Task brief — Quote the items word for word, from the start of the items through the line that contains "Output each element".

Element and coordinate items:
(begin)

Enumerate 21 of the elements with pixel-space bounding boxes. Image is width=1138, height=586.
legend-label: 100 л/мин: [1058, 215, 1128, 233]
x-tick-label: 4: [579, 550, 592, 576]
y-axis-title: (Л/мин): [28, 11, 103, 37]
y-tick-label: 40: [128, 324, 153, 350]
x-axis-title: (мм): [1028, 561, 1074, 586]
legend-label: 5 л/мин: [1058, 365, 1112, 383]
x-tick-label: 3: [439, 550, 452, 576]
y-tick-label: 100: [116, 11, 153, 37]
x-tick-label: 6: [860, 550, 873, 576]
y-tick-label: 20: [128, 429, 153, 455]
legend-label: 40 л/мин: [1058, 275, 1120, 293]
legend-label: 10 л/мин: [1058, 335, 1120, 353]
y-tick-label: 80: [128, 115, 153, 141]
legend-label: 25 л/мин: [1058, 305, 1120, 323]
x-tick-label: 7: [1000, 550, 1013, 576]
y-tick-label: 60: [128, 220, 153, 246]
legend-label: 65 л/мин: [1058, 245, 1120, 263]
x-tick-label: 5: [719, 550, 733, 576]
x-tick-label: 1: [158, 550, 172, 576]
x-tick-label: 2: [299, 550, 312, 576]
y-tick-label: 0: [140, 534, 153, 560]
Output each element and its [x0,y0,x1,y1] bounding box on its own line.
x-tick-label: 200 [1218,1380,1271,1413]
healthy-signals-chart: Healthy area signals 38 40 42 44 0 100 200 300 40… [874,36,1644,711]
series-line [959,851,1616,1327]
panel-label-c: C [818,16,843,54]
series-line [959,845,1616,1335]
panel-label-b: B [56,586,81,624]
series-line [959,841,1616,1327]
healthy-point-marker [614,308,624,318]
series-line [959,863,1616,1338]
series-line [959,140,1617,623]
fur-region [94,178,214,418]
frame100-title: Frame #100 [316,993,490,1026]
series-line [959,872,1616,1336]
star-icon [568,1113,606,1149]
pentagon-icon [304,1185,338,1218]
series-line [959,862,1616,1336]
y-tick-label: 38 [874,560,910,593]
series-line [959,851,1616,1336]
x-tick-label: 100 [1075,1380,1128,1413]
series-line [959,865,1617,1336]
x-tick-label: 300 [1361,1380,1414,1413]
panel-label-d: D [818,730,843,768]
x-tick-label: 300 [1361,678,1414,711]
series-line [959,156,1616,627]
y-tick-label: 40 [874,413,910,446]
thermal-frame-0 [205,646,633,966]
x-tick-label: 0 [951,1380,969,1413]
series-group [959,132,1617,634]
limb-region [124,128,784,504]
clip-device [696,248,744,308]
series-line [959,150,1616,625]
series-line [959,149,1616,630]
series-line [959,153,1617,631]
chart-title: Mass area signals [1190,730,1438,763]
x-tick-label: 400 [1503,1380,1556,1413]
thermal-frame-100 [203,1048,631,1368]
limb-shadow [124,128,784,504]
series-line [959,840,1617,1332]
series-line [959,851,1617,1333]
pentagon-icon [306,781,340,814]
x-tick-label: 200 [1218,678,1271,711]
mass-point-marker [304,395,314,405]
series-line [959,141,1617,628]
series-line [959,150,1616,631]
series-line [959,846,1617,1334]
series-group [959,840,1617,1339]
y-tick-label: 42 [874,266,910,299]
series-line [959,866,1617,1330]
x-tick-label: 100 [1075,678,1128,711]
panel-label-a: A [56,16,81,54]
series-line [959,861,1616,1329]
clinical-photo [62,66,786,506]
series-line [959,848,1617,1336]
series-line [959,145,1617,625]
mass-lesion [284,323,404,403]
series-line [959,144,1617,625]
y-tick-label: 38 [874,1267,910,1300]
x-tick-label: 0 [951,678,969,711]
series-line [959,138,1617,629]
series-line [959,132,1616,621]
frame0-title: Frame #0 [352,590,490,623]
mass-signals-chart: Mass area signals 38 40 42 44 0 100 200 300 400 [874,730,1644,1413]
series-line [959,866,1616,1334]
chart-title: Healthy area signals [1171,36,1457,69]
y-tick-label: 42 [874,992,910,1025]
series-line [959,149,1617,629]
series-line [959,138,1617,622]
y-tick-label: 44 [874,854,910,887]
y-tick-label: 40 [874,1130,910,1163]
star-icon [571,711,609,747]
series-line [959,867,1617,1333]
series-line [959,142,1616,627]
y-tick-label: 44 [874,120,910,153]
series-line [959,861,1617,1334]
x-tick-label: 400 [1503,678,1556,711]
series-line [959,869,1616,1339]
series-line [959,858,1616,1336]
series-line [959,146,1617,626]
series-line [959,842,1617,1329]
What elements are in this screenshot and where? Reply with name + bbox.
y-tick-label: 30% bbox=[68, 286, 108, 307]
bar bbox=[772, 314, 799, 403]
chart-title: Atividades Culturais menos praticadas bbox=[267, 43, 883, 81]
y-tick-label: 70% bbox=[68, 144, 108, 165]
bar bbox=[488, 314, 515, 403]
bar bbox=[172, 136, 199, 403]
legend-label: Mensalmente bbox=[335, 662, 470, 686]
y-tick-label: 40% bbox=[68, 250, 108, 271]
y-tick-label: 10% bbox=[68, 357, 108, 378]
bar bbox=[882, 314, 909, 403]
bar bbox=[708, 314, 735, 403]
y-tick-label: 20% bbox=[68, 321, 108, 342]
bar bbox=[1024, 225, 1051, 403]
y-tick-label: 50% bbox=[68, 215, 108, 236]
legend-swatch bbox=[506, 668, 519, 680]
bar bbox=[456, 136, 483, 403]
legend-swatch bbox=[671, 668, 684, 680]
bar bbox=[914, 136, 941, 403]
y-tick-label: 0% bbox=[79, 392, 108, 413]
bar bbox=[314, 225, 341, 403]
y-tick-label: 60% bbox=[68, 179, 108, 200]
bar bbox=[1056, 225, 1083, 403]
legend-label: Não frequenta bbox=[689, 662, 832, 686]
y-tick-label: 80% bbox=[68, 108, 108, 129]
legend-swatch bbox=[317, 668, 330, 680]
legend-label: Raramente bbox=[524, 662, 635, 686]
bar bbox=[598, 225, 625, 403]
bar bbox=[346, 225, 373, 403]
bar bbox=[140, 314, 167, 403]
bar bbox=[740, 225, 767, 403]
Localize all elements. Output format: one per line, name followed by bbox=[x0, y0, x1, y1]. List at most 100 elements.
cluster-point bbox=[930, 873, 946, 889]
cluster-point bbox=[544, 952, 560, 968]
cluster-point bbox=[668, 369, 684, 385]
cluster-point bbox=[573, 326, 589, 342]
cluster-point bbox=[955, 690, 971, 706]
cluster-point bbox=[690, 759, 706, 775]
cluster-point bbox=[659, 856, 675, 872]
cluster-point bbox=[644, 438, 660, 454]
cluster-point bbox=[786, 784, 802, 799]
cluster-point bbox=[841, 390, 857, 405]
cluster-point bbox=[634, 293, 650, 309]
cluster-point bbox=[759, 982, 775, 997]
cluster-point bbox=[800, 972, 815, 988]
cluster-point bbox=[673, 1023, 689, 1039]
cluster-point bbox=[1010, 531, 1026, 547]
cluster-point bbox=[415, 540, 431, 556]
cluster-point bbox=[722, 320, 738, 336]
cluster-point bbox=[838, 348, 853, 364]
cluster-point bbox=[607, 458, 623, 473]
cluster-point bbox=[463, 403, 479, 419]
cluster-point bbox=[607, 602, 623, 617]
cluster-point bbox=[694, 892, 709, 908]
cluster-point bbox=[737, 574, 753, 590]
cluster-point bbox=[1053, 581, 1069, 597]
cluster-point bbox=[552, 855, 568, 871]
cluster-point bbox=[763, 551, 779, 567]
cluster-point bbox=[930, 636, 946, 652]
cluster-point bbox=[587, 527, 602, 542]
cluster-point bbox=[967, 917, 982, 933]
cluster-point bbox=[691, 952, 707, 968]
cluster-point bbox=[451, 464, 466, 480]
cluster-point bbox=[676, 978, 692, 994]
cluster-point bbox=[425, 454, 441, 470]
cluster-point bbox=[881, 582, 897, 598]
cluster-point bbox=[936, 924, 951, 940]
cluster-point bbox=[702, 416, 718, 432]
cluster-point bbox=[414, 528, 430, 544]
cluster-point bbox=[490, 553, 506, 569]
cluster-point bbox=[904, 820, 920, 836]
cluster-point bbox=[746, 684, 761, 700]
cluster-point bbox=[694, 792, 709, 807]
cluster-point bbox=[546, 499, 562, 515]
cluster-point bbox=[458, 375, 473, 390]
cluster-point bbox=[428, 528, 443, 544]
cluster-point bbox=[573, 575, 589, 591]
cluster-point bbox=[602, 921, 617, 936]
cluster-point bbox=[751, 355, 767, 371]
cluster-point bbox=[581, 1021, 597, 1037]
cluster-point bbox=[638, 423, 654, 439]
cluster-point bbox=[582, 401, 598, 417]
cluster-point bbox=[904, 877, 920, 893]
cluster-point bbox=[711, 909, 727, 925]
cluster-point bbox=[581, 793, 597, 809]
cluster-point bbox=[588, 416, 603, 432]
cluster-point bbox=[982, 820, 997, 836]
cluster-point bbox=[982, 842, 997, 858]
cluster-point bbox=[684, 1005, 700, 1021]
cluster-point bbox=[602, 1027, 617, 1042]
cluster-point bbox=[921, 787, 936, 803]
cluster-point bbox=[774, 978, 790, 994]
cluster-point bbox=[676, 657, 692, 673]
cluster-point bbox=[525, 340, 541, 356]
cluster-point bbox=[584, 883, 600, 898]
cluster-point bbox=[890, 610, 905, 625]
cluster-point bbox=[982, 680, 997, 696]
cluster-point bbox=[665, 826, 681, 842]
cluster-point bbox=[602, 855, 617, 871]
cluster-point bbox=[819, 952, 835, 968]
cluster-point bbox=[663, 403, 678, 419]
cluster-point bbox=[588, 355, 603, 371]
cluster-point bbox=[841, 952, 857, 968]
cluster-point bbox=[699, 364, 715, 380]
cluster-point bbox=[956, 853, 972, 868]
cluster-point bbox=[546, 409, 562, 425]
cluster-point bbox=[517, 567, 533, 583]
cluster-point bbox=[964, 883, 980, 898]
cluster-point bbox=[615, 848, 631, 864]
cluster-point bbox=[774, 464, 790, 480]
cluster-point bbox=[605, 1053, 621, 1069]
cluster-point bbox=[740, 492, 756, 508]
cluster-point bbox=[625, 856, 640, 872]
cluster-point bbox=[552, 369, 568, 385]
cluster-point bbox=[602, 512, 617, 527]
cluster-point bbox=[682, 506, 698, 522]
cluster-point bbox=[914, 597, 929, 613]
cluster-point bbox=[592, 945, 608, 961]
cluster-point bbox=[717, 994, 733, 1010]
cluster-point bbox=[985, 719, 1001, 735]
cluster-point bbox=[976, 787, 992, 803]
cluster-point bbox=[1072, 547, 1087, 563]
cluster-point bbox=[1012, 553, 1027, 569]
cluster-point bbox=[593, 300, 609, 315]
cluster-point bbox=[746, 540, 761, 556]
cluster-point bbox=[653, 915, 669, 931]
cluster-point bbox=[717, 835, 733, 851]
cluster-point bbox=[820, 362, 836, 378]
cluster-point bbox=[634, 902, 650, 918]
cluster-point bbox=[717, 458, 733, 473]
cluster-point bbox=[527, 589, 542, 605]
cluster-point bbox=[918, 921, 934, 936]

(end)

Solution to this task —
Enumerate 21 of the elements with pixel-space bounding boxes. Image is width=1138, height=586.
legend-label: 100 л/мин: [1058, 215, 1128, 233]
x-tick-label: 4: [579, 550, 592, 576]
y-axis-title: (Л/мин): [28, 11, 103, 37]
y-tick-label: 40: [128, 324, 153, 350]
x-axis-title: (мм): [1028, 561, 1074, 586]
legend-label: 5 л/мин: [1058, 365, 1112, 383]
x-tick-label: 3: [439, 550, 452, 576]
y-tick-label: 100: [116, 11, 153, 37]
x-tick-label: 6: [860, 550, 873, 576]
y-tick-label: 20: [128, 429, 153, 455]
legend-label: 40 л/мин: [1058, 275, 1120, 293]
legend-label: 10 л/мин: [1058, 335, 1120, 353]
y-tick-label: 80: [128, 115, 153, 141]
legend-label: 25 л/мин: [1058, 305, 1120, 323]
x-tick-label: 7: [1000, 550, 1013, 576]
y-tick-label: 60: [128, 220, 153, 246]
legend-label: 65 л/мин: [1058, 245, 1120, 263]
x-tick-label: 5: [719, 550, 733, 576]
x-tick-label: 1: [158, 550, 172, 576]
x-tick-label: 2: [299, 550, 312, 576]
y-tick-label: 0: [140, 534, 153, 560]
Output each element and its [x0,y0,x1,y1] bounding box on its own line.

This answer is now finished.